══ GIVEN ENTRIES ══
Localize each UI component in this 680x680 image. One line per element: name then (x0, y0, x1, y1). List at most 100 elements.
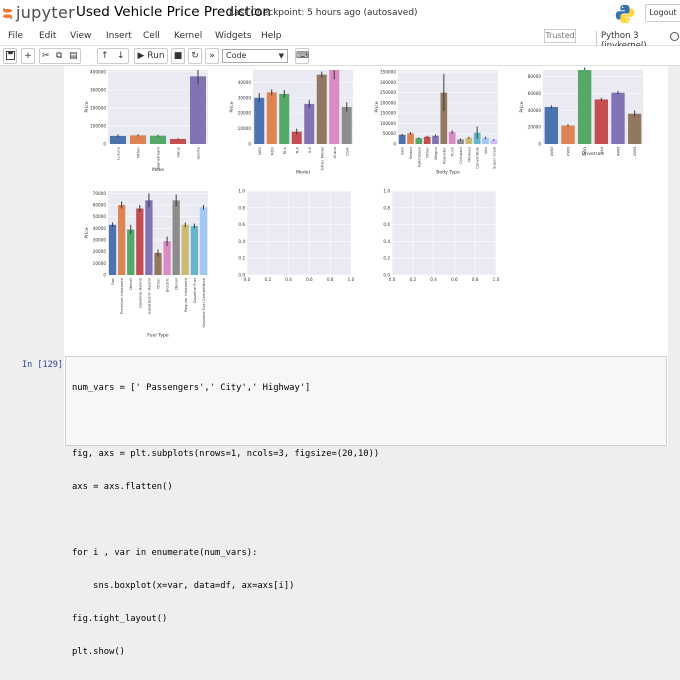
cell-type-value: Code (226, 51, 247, 60)
command-palette-button[interactable]: ⌨ (295, 48, 309, 64)
x-tick-label: 0.8 (327, 277, 334, 282)
bar (482, 137, 489, 144)
jupyter-logo[interactable]: jupyter (2, 3, 75, 22)
x-tick-label: 1.0 (493, 277, 500, 282)
bar (544, 107, 558, 144)
bar (108, 224, 117, 275)
y-axis-label: Price (519, 101, 525, 112)
y-tick-label: 40000 (528, 108, 542, 113)
bar (440, 92, 448, 144)
bar (465, 137, 473, 144)
move-up-icon[interactable]: ↑ (101, 51, 109, 61)
plot-background (392, 191, 496, 275)
code-line[interactable]: for i , var in enumerate(num_vars): (72, 548, 258, 558)
bar (432, 135, 439, 144)
restart-button[interactable]: ↻ (188, 48, 202, 64)
y-tick-label: 20000 (238, 111, 252, 116)
x-tick-label: Gasoline Hybrid (137, 277, 142, 308)
x-tick-label: Minivan (466, 146, 471, 161)
y-tick-label: 0.6 (238, 222, 245, 227)
code-line[interactable]: fig, axs = plt.subplots(nrows=1, ncols=3… (72, 449, 380, 459)
edit-button-group: ✂ ⧉ ▤ (39, 48, 81, 64)
interrupt-button[interactable]: ■ (171, 48, 185, 64)
y-tick-label: 150000 (380, 111, 396, 116)
x-tick-label: Sedan (408, 146, 413, 158)
notebook-scroll-area[interactable] (668, 66, 680, 446)
bar (163, 241, 171, 275)
bar (628, 113, 642, 144)
price-by-fuel-type-chart: 0 10000 20000 30000 40000 50000 60000 70000 Gas P… (82, 185, 217, 349)
save-button[interactable] (3, 48, 17, 64)
kernel-idle-icon (670, 32, 679, 41)
copy-icon[interactable]: ⧉ (56, 51, 63, 61)
cell-output: 0 100000 200000 300000 400000 Luxury Other Main… (64, 66, 668, 351)
code-cell[interactable]: In [129]: num_vars = [' Passengers',' Ci… (22, 356, 668, 657)
code-line[interactable]: fig.tight_layout() (72, 614, 168, 624)
trusted-indicator[interactable]: Trusted (544, 29, 576, 43)
command-palette-icon: ⌨ (296, 51, 309, 61)
run-button[interactable]: ▶ Run (134, 48, 168, 64)
bar (329, 70, 340, 144)
code-line[interactable] (72, 515, 660, 526)
x-axis-label: Fuel Type (147, 333, 169, 339)
x-tick-label: 0.0 (389, 277, 396, 282)
bar (266, 92, 277, 144)
bar (341, 107, 352, 144)
restart-run-all-icon: » (209, 51, 215, 61)
x-tick-label: Diesel (128, 278, 133, 290)
x-axis-label: Drivetrain (582, 151, 605, 157)
notebook-toolbar: + ✂ ⧉ ▤ ↑ ↓ ▶ Run ■ ↻ » Code ▼ ⌨ (0, 46, 680, 66)
x-tick-label: AWD (549, 147, 554, 156)
empty-axes-2: 0.0 0.2 0.4 0.6 0.8 1.0 0.0 0.2 0.4 0.6 0.8 1.0 (372, 185, 507, 294)
menu-kernel[interactable]: Kernel (174, 31, 203, 41)
code-line[interactable] (72, 416, 660, 427)
x-axis-label: Make (152, 167, 164, 173)
x-axis-label: Model (296, 169, 310, 175)
cell-type-select[interactable]: Code ▼ (222, 49, 288, 63)
code-editor[interactable]: num_vars = [' Passengers',' City',' High… (65, 356, 667, 657)
cut-icon[interactable]: ✂ (42, 51, 50, 61)
x-tick-label: 4x4 (599, 146, 604, 154)
run-icon: ▶ (137, 51, 145, 61)
plot-background (398, 70, 498, 144)
run-label: Run (147, 51, 165, 61)
menu-help[interactable]: Help (261, 31, 282, 41)
y-tick-label: 400000 (90, 69, 106, 74)
menu-edit[interactable]: Edit (39, 31, 57, 41)
code-line[interactable]: num_vars = [' Passengers',' City',' High… (72, 383, 311, 393)
chart-svg: 0.0 0.2 0.4 0.6 0.8 1.0 0.0 0.2 0.4 0.6 0.8 1.0 (238, 189, 354, 283)
x-tick-label: Other (156, 278, 161, 289)
insert-cell-button[interactable]: + (21, 48, 35, 64)
y-tick-label: 200000 (90, 105, 106, 110)
notebook-title[interactable]: Used Vehicle Price Prediction (76, 4, 271, 20)
y-tick-label: 0.2 (238, 256, 245, 261)
price-by-make-chart: 0 100000 200000 300000 400000 Luxury Other Main… (82, 66, 217, 188)
menu-insert[interactable]: Insert (106, 31, 132, 41)
menu-widgets[interactable]: Widgets (215, 31, 252, 41)
x-tick-label: SUV (400, 147, 405, 155)
x-tick-label: 0.6 (306, 277, 313, 282)
x-tick-label: 0.8 (472, 277, 479, 282)
menu-cell[interactable]: Cell (143, 31, 160, 41)
y-tick-label: 300000 (380, 80, 396, 85)
y-tick-label: 80000 (528, 74, 542, 79)
x-tick-label: TLX (294, 147, 299, 155)
menu-file[interactable]: File (8, 31, 24, 41)
paste-icon[interactable]: ▤ (69, 51, 78, 61)
bar (254, 97, 265, 144)
restart-run-all-button[interactable]: » (205, 48, 219, 64)
code-line[interactable]: sns.boxplot(x=var, data=df, ax=axs[i]) (72, 581, 295, 591)
y-tick-label: 0.0 (238, 273, 245, 278)
y-tick-label: 0.8 (383, 205, 390, 210)
x-tick-label: Other Model (319, 147, 324, 170)
y-tick-label: 0 (103, 142, 106, 147)
y-axis-label: Price (229, 101, 235, 112)
code-line[interactable]: axs = axs.flatten() (72, 482, 173, 492)
move-down-icon[interactable]: ↓ (117, 51, 125, 61)
code-line[interactable]: plt.show() (72, 647, 125, 657)
x-tick-label: Other (425, 147, 430, 158)
menu-view[interactable]: View (70, 31, 92, 41)
y-axis-label: Price (84, 227, 90, 238)
logout-button[interactable]: Logout (645, 4, 680, 22)
chevron-down-icon: ▼ (278, 52, 284, 60)
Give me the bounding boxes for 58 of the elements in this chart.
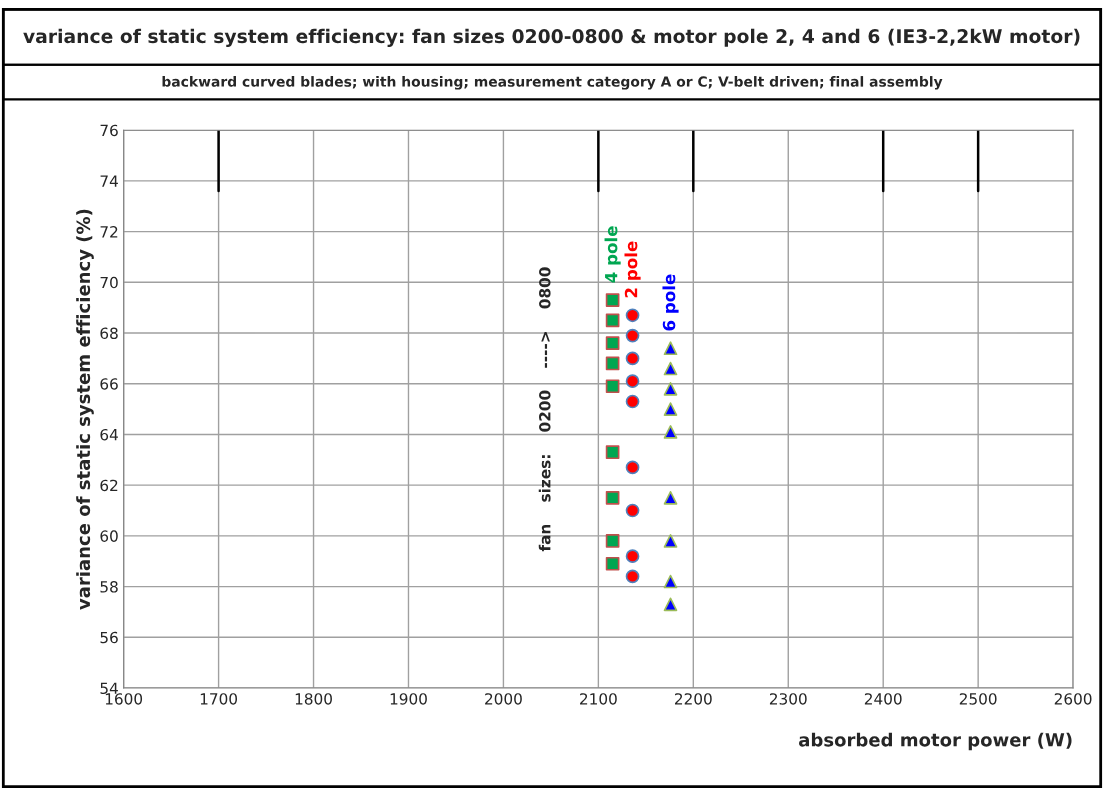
y-tick-label: 74 — [100, 175, 118, 187]
y-tick-label: 64 — [100, 428, 118, 441]
x-tick-label: 2500 — [959, 693, 997, 705]
x-tick-label: 1600 — [105, 693, 143, 705]
point — [605, 336, 620, 351]
x-tick-label: 1800 — [295, 693, 332, 705]
y-tick-label: 70 — [100, 276, 118, 289]
y-tick-label: 72 — [100, 226, 118, 238]
point — [625, 569, 640, 584]
chart-subtitle: backward curved blades; with housing; measurement category A or C; V-belt driven; final assembly — [162, 76, 943, 90]
text: 6 pole — [662, 274, 679, 331]
point — [625, 328, 640, 343]
x-tick-label: 1700 — [200, 693, 238, 705]
point — [663, 490, 678, 505]
point — [605, 534, 620, 548]
point — [625, 503, 640, 518]
x-tick-label: 2200 — [674, 693, 712, 705]
x-tick-label: 2000 — [485, 693, 522, 705]
point — [663, 425, 678, 439]
point — [663, 381, 678, 396]
y-tick-label: 56 — [100, 631, 118, 644]
point — [663, 534, 678, 548]
text: 4 pole — [604, 226, 621, 283]
point — [605, 445, 620, 460]
x-tick-label: 2600 — [1054, 693, 1092, 705]
point — [663, 341, 678, 356]
point — [663, 597, 678, 612]
point — [625, 308, 640, 323]
y-tick-label: 58 — [100, 581, 118, 593]
x-tick-label: 1900 — [390, 693, 427, 705]
x-tick-label: 2400 — [864, 693, 902, 705]
point — [605, 490, 620, 505]
x-tick-label: 2100 — [580, 693, 617, 705]
point — [605, 379, 620, 394]
point — [625, 394, 640, 409]
x-axis-title: absorbed motor power (W) — [799, 732, 1072, 751]
point — [663, 574, 678, 589]
y-tick-label: 54 — [100, 682, 118, 695]
chart-title: variance of static system efficiency: fan sizes 0200-0800 & motor pole 2, 4 and 6 (IE3-2,2kW motor) — [23, 28, 1080, 48]
point — [605, 356, 620, 371]
point — [625, 374, 640, 389]
y-tick-label: 62 — [100, 479, 118, 492]
y-tick-label: 68 — [100, 327, 118, 340]
y-tick-label: 76 — [100, 124, 118, 137]
y-tick-label: 60 — [100, 530, 118, 542]
annotation: fan sizes: 0200 ----> 0800 — [538, 267, 551, 552]
point — [625, 549, 640, 564]
x-tick-label: 2300 — [769, 693, 807, 705]
y-axis-title: variance of static system efficiency (%) — [76, 209, 94, 610]
point — [663, 361, 678, 376]
point — [605, 293, 620, 307]
point — [605, 556, 620, 571]
point — [625, 351, 640, 366]
point — [625, 460, 640, 475]
point — [663, 402, 678, 416]
y-tick-label: 66 — [100, 378, 118, 390]
point — [605, 313, 620, 328]
text: 2 pole — [624, 241, 641, 298]
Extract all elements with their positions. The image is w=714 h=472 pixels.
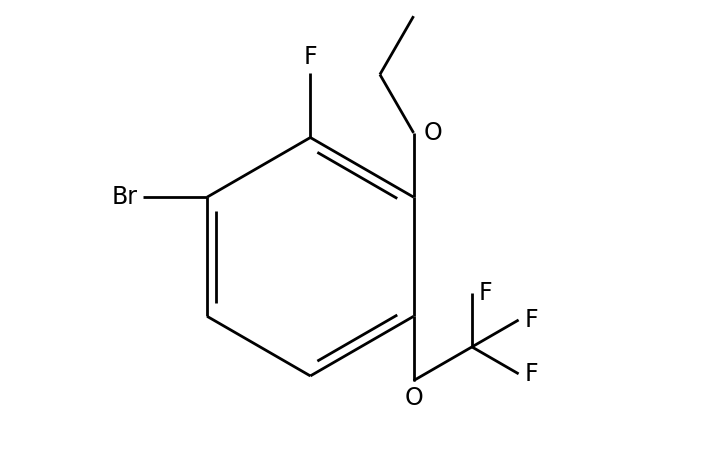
Text: O: O <box>424 121 443 145</box>
Text: F: F <box>478 281 492 305</box>
Text: F: F <box>303 45 317 69</box>
Text: F: F <box>525 362 538 386</box>
Text: F: F <box>525 308 538 332</box>
Text: O: O <box>404 386 423 410</box>
Text: Br: Br <box>111 185 138 209</box>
═══
EXERCISE :: Please write out the lines of the records starting at the one containing "cell-type-value: Code (226, 51, 247, 60)" and ending at the one containing "plot-background (392, 191, 496, 275)", substituting "column" for each "bar" and leaving everything else unchanged.

TASK ANSWER ::
cell-type-value: Code (226, 51, 247, 60)
command-palette-button[interactable]: ⌨ (295, 48, 309, 64)
x-tick-label: 0.8 (327, 277, 334, 282)
column (482, 137, 489, 144)
jupyter-logo[interactable]: jupyter (2, 3, 75, 22)
x-tick-label: 1.0 (493, 277, 500, 282)
column (544, 107, 558, 144)
column (108, 224, 117, 275)
y-axis-label: Price (519, 101, 525, 112)
y-tick-label: 40000 (528, 108, 542, 113)
column (440, 92, 448, 144)
column (465, 137, 473, 144)
move-up-icon[interactable]: ↑ (101, 51, 109, 61)
plot-background (392, 191, 496, 275)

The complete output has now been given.